**AIM OF THE EXERCISE**
Show all lines holding the string "loops".

**DATA FOR PROCESSING**

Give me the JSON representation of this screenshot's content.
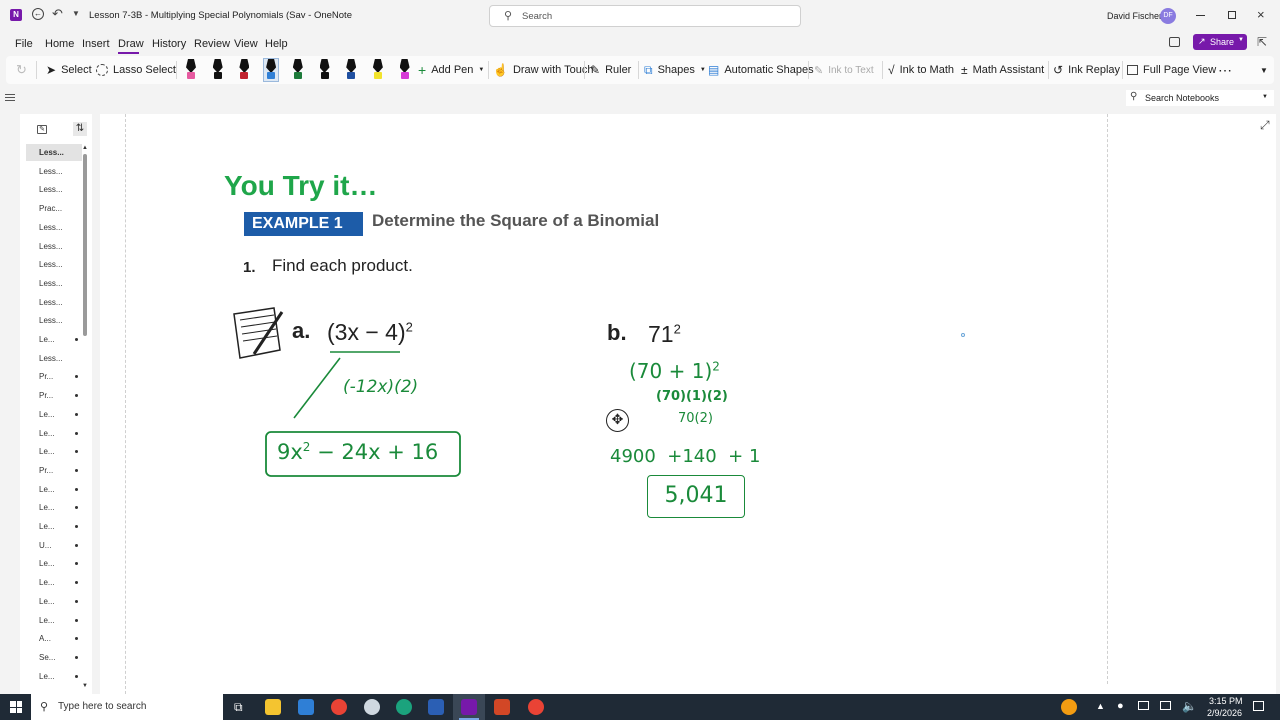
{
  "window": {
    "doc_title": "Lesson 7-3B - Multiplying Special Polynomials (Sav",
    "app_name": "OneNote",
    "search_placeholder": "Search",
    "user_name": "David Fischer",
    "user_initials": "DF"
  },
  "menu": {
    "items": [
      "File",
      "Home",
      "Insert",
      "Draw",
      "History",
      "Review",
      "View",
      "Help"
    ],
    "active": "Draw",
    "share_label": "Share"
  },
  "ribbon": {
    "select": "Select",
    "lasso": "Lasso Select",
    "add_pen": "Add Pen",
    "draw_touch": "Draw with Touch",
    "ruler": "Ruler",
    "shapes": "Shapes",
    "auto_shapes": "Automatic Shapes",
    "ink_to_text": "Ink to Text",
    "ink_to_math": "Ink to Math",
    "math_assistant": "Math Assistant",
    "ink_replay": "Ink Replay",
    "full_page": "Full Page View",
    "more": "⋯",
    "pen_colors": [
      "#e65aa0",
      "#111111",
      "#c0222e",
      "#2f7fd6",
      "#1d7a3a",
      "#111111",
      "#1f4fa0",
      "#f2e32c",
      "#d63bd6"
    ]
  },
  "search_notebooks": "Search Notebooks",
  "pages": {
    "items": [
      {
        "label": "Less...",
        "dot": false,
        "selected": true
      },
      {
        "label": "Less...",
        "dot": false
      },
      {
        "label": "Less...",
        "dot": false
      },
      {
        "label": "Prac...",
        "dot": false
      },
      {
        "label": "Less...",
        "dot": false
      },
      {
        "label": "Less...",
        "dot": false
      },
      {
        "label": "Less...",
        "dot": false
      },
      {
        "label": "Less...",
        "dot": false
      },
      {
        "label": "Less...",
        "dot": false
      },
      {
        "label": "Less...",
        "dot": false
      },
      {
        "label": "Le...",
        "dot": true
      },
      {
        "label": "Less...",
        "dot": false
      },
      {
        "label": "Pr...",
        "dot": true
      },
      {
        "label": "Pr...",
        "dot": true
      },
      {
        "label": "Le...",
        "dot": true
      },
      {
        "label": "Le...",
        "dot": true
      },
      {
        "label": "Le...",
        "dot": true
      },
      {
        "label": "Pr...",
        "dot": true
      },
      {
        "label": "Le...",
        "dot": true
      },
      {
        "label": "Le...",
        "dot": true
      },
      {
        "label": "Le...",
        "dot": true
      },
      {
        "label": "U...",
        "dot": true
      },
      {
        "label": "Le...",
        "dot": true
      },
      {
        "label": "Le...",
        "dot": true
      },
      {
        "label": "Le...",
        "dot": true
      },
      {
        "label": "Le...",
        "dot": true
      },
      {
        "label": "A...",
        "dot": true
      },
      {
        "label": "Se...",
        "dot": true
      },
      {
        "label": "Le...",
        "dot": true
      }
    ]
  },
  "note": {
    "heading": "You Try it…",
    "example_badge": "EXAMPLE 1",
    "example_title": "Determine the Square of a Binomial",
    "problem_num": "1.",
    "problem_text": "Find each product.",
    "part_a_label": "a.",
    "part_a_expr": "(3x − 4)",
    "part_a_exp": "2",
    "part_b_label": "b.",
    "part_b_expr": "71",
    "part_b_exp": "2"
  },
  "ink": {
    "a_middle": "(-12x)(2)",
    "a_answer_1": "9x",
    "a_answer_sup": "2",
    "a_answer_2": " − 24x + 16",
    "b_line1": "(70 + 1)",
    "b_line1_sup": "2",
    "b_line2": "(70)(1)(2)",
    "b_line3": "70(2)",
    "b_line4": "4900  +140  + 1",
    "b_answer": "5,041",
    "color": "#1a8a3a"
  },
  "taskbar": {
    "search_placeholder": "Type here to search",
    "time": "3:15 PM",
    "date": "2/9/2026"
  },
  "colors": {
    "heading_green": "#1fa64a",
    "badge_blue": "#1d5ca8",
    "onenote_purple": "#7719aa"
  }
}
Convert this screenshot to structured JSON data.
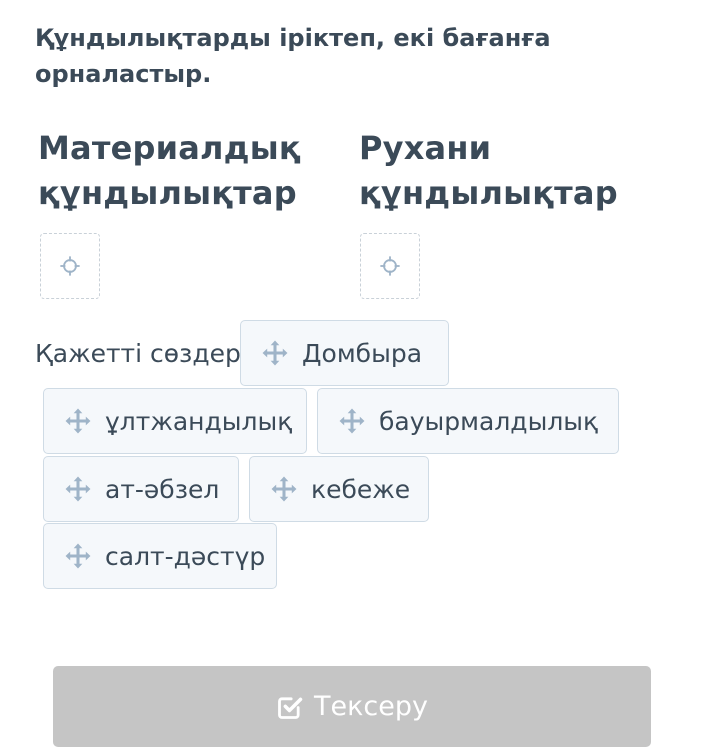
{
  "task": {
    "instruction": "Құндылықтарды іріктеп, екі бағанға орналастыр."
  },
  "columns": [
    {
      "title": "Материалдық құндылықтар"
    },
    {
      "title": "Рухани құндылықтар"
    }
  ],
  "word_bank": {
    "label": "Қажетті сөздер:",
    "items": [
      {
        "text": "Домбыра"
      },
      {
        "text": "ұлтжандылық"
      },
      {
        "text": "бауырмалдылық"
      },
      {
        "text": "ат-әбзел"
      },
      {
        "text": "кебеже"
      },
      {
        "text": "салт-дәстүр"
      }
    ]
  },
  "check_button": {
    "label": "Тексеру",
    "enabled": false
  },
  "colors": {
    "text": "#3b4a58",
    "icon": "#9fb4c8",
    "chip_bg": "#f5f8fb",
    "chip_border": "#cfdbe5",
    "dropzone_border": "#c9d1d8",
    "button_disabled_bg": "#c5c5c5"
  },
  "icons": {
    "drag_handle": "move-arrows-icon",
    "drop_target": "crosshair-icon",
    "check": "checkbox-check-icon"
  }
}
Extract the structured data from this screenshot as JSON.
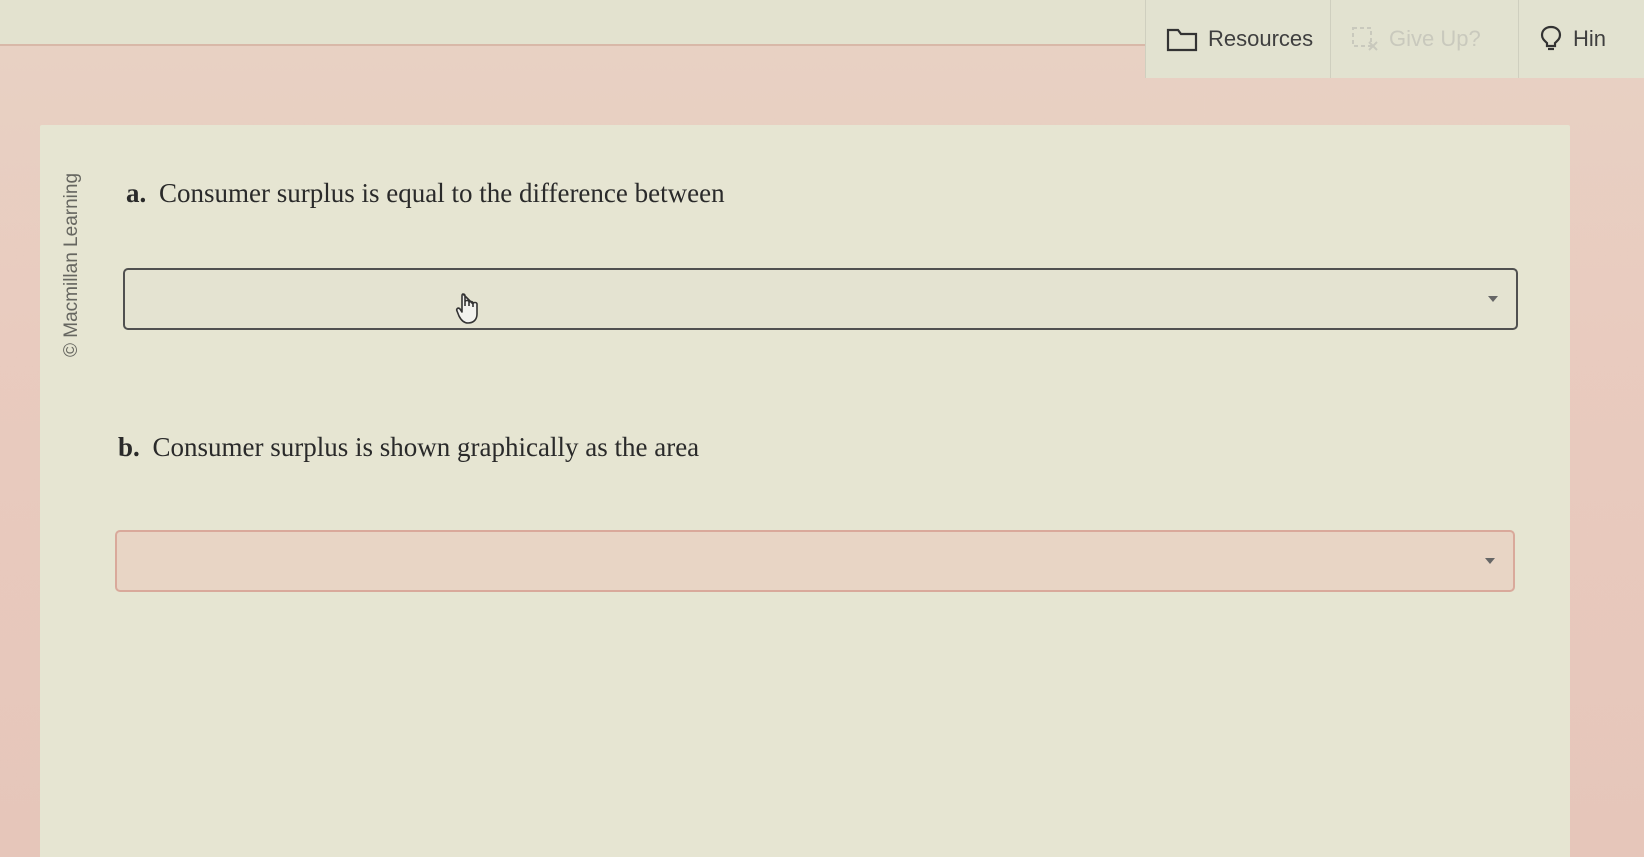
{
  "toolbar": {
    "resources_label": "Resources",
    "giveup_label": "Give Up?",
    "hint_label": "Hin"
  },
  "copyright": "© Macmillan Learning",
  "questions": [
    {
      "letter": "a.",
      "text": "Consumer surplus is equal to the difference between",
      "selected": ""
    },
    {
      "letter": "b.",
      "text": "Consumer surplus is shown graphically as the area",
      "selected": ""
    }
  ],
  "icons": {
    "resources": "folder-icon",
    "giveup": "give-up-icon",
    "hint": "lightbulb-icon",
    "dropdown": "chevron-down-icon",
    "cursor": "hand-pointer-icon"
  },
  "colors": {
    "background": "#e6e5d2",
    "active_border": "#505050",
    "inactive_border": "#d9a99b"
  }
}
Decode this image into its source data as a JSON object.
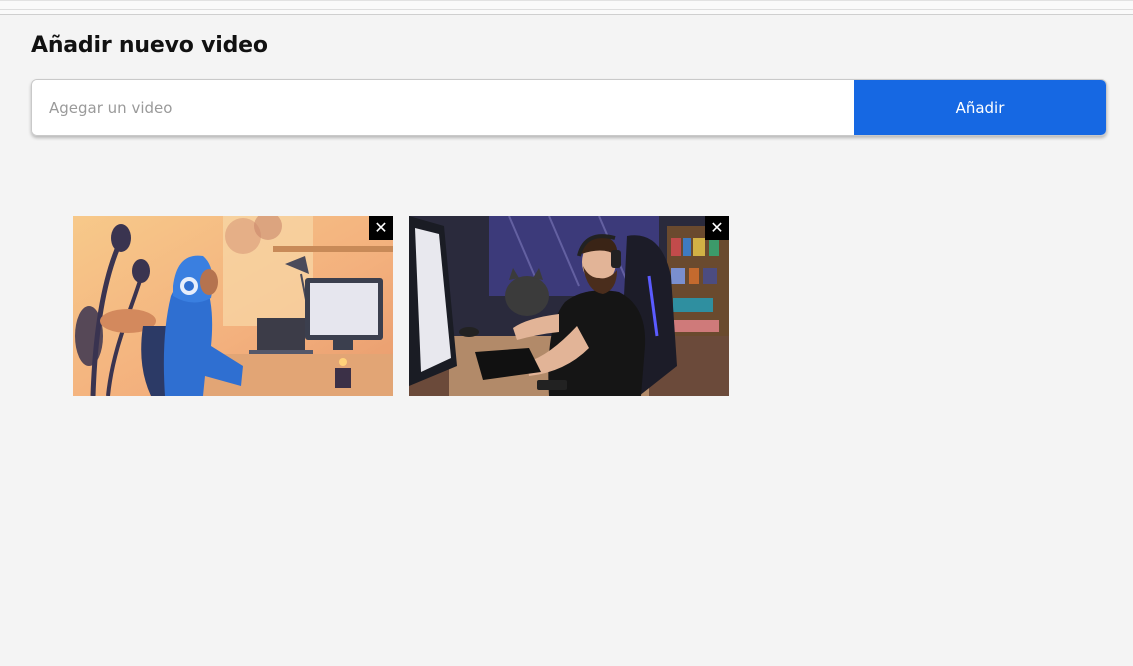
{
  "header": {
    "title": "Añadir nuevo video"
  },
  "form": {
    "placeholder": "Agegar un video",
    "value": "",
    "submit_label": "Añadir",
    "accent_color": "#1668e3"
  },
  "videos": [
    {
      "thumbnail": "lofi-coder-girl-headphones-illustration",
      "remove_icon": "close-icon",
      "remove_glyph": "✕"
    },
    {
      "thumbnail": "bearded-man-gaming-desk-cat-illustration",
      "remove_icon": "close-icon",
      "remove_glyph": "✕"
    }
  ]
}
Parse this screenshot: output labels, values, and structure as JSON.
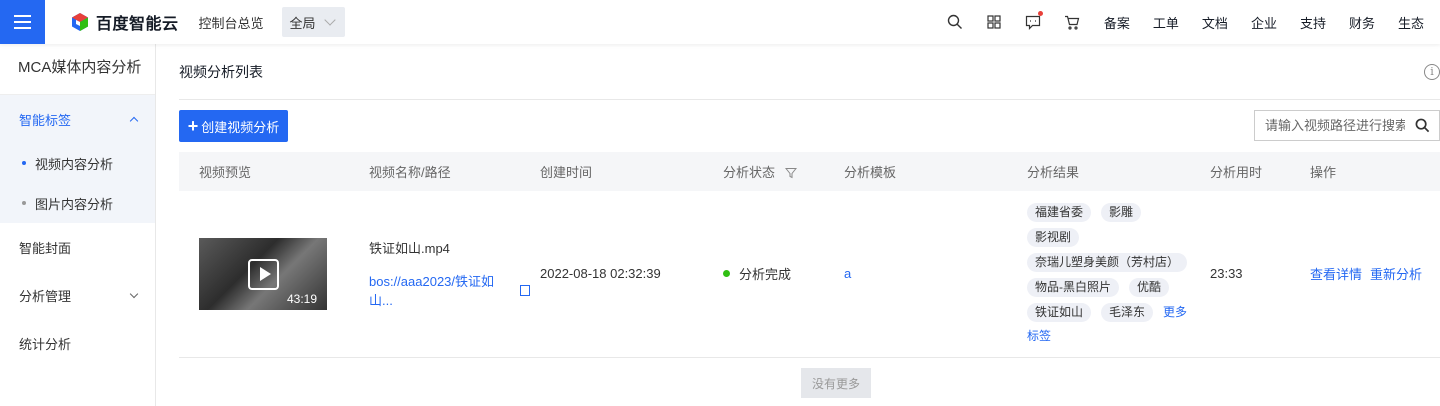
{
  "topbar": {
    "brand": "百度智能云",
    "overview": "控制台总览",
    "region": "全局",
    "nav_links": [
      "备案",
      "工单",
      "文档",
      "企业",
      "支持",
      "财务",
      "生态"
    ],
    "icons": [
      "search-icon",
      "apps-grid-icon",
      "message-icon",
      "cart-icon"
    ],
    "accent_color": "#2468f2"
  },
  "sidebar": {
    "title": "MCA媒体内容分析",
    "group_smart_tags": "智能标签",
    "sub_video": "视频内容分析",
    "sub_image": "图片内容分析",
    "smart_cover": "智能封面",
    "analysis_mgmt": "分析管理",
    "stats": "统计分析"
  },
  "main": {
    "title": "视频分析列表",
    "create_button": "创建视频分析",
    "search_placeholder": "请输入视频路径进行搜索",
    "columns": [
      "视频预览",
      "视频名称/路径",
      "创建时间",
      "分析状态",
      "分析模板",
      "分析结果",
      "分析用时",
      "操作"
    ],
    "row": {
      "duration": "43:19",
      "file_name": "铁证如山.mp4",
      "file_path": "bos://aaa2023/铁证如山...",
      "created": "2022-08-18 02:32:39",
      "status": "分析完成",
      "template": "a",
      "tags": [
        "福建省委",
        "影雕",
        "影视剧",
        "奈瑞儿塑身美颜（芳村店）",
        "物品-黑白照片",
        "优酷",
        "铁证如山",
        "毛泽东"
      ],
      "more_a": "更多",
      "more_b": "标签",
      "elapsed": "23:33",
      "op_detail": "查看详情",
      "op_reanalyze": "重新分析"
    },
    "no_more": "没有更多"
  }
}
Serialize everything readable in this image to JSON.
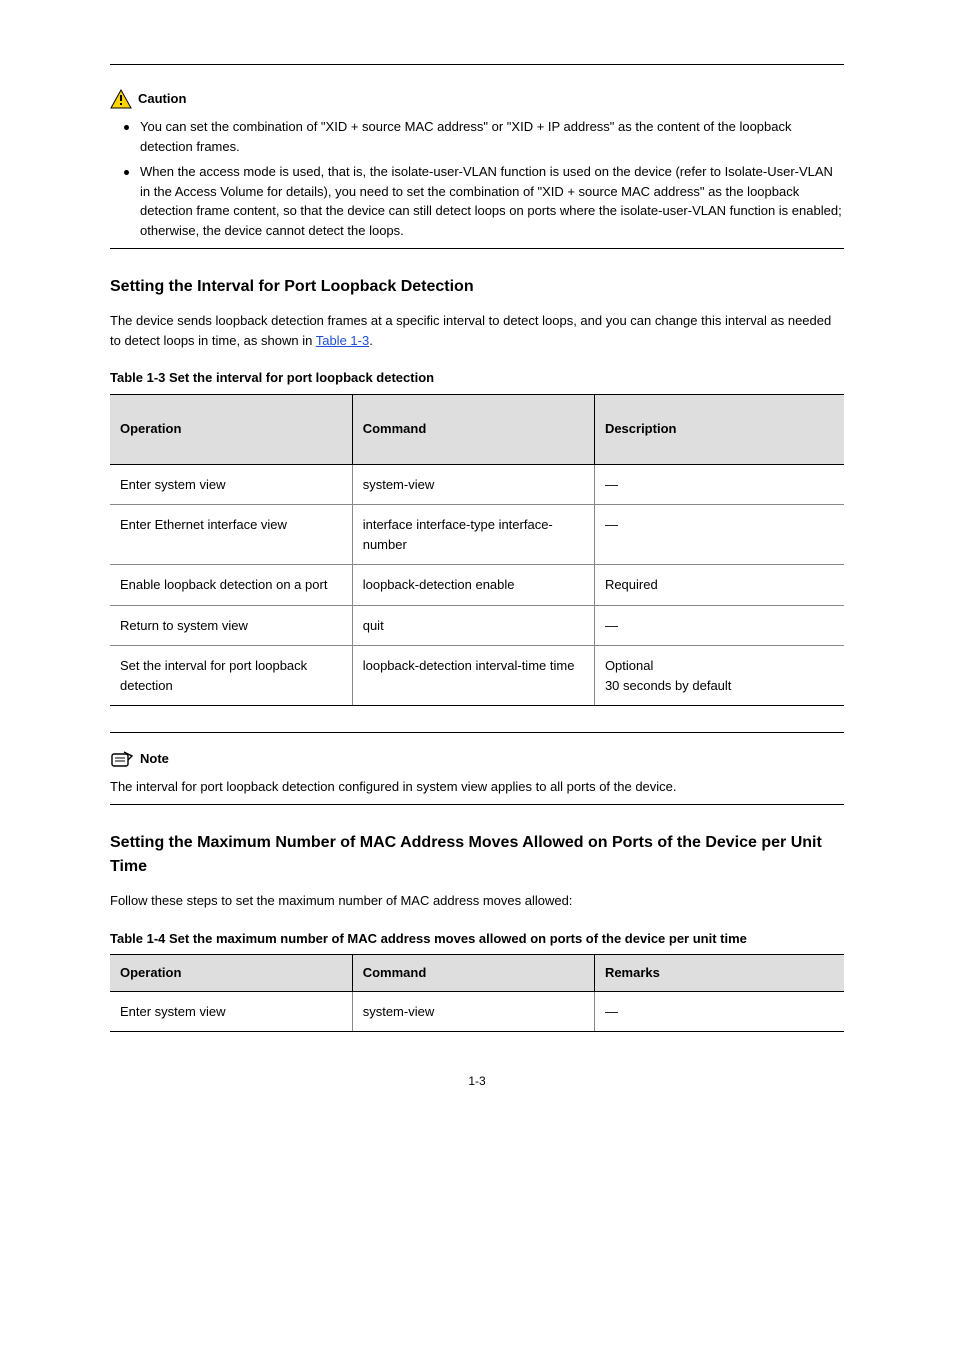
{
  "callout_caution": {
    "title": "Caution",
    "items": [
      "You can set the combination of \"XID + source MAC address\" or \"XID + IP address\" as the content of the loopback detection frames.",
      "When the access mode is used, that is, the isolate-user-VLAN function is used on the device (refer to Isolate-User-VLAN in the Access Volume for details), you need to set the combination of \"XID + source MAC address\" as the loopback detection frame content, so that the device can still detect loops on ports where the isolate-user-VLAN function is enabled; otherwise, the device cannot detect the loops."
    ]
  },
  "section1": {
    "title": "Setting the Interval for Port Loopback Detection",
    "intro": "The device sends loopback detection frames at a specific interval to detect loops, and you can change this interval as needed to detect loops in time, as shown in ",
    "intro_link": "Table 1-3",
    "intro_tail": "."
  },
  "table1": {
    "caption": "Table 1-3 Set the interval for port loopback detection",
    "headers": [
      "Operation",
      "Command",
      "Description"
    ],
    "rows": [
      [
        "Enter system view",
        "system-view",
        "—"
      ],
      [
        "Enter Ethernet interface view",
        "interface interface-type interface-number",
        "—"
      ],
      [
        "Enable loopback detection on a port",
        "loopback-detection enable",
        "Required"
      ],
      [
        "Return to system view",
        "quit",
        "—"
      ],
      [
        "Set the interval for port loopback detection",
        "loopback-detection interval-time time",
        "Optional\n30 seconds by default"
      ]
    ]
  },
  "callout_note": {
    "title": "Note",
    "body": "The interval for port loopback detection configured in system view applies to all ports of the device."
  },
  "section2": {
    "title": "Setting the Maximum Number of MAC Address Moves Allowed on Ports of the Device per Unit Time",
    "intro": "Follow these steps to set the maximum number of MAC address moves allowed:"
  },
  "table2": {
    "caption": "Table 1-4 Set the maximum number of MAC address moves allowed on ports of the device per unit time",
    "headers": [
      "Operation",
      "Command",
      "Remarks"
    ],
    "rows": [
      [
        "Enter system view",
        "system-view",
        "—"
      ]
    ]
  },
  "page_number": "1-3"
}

**THE COMPLETED TASK**
      "When the access mode is used, that is, the isolate-user-VLAN function is used on the device (refer to Isolate-User-VLAN in the Access Volume for details), you need to set the combination of \"XID + source MAC address\" as the loopback detection frame content, so that the device can still detect loops on ports where the isolate-user-VLAN function is enabled; otherwise, the device cannot detect the loops."
    "intro": "The device sends loopback detection frames at a specific interval to detect loops, and you can change this interval as needed to detect loops in time, as shown in ",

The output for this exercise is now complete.